Pick out all lines in the listing holding the string "date" and copy them.

::::::::

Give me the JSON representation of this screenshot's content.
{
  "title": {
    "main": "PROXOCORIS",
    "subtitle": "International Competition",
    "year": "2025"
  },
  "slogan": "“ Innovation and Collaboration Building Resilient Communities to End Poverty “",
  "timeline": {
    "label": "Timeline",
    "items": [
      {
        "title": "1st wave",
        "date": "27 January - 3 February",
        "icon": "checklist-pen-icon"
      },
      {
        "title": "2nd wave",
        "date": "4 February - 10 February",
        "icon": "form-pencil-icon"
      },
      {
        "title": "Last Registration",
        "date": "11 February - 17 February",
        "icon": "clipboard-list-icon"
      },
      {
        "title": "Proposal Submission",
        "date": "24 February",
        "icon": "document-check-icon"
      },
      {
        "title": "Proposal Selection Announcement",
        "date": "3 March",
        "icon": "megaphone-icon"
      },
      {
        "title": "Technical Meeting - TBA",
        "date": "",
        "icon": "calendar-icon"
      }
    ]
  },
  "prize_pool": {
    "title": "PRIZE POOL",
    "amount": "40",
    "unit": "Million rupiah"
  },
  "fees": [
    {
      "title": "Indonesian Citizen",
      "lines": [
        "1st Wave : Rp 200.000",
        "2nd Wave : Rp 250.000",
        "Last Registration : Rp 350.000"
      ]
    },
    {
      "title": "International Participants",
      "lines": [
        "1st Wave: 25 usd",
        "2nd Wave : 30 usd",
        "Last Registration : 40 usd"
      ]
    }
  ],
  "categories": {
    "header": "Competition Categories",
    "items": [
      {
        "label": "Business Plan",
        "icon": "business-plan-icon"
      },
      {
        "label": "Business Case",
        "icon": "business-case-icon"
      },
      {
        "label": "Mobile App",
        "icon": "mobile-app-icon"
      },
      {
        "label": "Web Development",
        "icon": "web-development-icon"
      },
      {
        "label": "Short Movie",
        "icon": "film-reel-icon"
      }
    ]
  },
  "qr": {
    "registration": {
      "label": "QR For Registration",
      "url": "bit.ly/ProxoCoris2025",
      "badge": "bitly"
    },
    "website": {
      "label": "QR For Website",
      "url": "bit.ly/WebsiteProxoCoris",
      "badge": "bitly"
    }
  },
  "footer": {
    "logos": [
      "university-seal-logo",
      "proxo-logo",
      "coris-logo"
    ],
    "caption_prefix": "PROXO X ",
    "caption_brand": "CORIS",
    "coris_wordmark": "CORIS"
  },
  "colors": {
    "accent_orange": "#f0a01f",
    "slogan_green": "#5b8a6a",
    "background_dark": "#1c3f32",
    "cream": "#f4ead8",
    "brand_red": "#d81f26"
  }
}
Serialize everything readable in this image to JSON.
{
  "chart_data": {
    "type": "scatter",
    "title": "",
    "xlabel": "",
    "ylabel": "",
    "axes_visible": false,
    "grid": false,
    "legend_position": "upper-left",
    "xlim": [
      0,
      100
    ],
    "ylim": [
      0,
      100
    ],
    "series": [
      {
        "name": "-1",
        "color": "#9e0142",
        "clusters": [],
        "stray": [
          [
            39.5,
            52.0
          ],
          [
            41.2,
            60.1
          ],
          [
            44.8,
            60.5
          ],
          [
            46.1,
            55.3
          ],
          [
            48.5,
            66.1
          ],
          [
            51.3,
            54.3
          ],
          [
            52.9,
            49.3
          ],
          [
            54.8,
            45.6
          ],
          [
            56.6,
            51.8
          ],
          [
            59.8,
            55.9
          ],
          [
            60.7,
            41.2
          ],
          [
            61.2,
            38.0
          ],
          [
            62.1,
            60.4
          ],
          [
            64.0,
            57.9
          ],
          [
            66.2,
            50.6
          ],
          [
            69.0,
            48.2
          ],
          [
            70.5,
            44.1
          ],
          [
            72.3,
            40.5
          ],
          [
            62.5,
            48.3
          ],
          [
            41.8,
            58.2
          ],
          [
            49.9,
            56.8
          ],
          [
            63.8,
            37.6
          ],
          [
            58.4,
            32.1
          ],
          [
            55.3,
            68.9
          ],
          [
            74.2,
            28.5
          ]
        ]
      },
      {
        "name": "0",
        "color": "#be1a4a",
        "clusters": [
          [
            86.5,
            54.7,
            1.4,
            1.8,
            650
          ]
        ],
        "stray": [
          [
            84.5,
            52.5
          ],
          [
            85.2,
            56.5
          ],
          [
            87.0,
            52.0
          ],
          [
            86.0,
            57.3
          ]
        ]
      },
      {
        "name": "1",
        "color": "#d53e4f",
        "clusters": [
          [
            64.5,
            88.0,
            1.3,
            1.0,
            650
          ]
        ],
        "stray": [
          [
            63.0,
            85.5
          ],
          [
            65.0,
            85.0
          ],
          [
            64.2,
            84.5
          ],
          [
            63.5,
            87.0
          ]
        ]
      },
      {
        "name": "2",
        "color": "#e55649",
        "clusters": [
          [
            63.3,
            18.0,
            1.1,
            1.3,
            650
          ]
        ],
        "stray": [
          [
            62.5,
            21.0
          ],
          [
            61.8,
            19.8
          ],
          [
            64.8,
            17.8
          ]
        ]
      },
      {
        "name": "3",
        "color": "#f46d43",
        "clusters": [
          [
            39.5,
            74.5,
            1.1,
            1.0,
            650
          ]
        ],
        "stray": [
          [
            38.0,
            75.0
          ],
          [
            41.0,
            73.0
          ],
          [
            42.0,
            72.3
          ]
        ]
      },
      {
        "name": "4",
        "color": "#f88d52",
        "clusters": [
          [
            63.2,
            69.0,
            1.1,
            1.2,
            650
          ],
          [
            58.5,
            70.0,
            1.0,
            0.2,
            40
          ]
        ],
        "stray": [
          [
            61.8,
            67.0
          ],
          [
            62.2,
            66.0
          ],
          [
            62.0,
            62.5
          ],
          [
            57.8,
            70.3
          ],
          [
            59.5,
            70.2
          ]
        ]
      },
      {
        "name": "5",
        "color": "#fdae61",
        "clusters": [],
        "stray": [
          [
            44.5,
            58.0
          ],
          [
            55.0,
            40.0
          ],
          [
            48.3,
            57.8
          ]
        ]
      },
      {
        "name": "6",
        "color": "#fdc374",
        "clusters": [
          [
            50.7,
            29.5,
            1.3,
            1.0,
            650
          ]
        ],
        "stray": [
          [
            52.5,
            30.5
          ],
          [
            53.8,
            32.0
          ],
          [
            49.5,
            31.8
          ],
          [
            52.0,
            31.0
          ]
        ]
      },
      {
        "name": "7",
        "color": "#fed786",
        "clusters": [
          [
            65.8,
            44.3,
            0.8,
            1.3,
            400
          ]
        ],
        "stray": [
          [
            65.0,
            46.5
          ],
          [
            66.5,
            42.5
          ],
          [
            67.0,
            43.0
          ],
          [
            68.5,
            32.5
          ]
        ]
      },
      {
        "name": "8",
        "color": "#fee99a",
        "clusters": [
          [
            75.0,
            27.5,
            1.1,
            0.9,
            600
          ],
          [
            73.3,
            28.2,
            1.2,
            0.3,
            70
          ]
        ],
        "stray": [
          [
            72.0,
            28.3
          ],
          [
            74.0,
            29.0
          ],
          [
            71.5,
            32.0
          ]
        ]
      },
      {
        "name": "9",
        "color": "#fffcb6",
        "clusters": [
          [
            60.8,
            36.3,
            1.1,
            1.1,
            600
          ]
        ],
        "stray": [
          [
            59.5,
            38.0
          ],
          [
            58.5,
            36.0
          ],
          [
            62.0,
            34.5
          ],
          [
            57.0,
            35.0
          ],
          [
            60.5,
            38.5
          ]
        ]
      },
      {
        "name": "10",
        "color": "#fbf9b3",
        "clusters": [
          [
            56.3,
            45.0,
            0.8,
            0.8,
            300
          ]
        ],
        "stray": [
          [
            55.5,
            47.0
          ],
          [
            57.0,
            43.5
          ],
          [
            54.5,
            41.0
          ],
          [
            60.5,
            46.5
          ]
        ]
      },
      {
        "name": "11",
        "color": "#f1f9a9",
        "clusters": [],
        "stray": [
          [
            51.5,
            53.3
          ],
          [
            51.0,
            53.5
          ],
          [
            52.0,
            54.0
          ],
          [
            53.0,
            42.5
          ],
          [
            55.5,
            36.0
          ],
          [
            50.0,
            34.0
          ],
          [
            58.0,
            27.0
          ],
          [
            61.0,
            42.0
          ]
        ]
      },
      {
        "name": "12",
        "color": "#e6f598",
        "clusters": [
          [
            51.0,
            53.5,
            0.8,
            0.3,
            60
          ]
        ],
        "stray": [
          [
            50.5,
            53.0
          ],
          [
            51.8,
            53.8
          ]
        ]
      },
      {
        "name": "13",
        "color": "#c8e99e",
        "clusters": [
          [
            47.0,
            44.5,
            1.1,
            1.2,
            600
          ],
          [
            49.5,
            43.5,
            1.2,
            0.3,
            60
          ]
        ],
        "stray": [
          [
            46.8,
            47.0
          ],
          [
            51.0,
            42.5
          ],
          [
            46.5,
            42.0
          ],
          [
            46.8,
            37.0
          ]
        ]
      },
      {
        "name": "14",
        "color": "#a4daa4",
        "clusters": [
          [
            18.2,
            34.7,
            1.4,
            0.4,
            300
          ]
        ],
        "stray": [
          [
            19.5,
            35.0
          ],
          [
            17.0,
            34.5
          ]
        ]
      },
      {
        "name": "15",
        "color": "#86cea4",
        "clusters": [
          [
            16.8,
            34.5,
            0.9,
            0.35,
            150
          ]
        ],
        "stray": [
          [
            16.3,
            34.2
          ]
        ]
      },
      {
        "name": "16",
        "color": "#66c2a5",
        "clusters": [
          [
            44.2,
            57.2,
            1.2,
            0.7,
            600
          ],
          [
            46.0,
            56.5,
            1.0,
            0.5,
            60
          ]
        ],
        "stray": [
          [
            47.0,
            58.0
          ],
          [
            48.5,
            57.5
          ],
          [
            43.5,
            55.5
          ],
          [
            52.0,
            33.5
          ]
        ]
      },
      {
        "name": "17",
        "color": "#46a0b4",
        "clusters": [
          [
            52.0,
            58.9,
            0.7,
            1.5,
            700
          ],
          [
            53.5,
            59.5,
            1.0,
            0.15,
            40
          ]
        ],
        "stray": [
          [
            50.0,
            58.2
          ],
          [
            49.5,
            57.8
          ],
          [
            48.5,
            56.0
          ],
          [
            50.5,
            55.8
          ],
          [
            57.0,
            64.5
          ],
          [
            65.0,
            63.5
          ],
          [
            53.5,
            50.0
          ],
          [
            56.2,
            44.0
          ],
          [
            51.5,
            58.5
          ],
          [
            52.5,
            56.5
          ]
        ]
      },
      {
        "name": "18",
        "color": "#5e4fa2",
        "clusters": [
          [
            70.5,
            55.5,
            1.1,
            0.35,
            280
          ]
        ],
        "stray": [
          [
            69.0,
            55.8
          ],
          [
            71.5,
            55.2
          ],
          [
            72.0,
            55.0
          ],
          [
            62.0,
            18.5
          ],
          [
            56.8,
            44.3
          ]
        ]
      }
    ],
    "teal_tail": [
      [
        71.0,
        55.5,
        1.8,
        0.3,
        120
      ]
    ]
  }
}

::::::::

Answer below:
        "date": "27 January - 3 February",
        "date": "4 February - 10 February",
        "date": "11 February - 17 February",
        "date": "24 February",
        "date": "3 March",
        "date": "",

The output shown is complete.